• Problem statement:
Copy out every line of the records from the one containing "histogram-bar — [601, 425, 612, 557]" down to the one containing "histogram-bar — [733, 520, 744, 557]", word for word. Include both of those lines.

• Dataset excerpts:
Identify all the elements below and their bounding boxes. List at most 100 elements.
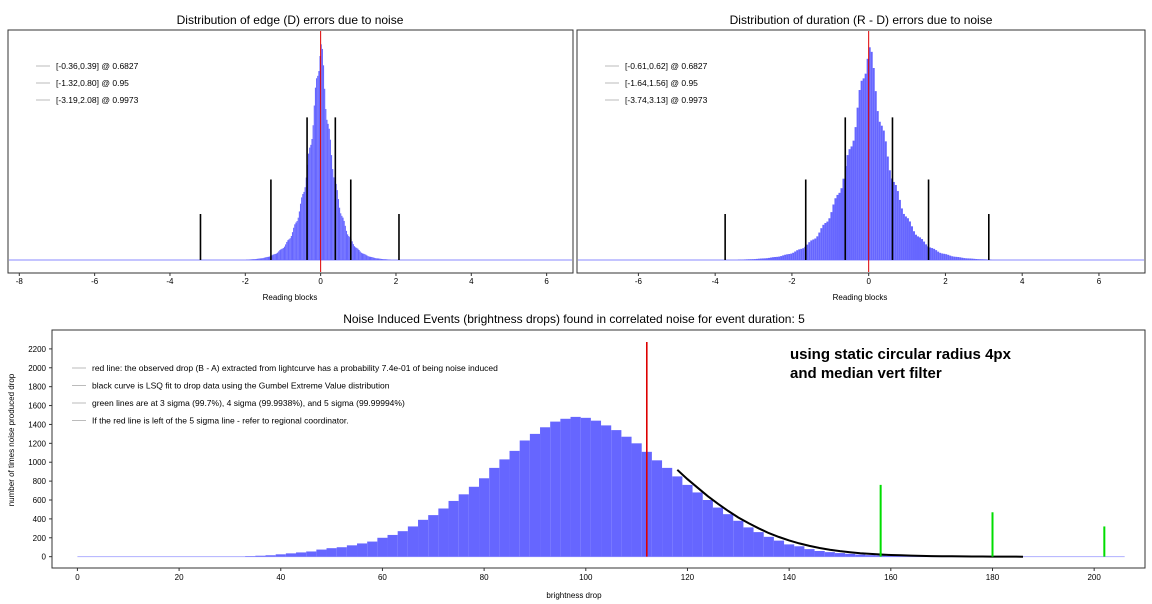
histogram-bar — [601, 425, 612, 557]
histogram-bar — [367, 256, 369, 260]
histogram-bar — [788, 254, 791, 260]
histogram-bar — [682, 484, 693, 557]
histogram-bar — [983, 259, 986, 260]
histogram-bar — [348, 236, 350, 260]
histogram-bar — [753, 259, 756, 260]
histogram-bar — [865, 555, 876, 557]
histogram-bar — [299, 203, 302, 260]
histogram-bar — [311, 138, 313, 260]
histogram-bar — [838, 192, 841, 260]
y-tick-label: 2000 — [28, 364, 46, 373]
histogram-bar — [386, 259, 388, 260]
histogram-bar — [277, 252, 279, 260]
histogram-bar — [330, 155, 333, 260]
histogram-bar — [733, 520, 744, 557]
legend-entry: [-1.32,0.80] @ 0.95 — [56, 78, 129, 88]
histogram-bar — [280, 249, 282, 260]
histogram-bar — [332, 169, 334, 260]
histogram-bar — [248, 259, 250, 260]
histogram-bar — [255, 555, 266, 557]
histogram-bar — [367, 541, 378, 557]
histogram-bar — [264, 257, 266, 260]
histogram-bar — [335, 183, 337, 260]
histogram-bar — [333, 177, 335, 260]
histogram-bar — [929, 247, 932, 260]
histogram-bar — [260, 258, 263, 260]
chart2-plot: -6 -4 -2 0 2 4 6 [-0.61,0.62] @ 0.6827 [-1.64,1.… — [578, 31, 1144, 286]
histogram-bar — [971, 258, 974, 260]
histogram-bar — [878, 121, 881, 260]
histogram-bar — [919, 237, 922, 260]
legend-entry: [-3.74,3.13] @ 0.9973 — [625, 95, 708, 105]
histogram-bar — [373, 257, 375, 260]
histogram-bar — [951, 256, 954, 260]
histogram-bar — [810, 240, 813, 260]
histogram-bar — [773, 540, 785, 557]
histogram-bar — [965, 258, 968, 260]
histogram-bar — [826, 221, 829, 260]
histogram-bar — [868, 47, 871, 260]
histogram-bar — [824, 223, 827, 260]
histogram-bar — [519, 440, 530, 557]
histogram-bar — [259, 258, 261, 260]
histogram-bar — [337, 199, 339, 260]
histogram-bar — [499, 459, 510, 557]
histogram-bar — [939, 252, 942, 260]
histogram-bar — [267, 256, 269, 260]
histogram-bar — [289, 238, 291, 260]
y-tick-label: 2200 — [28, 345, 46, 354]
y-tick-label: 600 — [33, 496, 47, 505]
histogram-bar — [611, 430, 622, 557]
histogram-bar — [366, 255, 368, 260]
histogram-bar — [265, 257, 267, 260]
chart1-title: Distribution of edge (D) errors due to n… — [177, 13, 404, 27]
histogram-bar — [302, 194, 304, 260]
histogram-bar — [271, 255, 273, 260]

• Solved exercise:
histogram-bar — [601, 425, 612, 557]
histogram-bar — [367, 256, 369, 260]
histogram-bar — [788, 254, 791, 260]
histogram-bar — [682, 484, 693, 557]
histogram-bar — [983, 259, 986, 260]
histogram-bar — [348, 236, 350, 260]
histogram-bar — [753, 259, 756, 260]
histogram-bar — [865, 555, 876, 557]
histogram-bar — [299, 203, 302, 260]
histogram-bar — [311, 138, 313, 260]
histogram-bar — [838, 192, 841, 260]
y-tick-label: 2000 — [28, 364, 46, 373]
histogram-bar — [386, 259, 388, 260]
histogram-bar — [277, 252, 279, 260]
histogram-bar — [330, 155, 333, 260]
histogram-bar — [733, 520, 744, 557]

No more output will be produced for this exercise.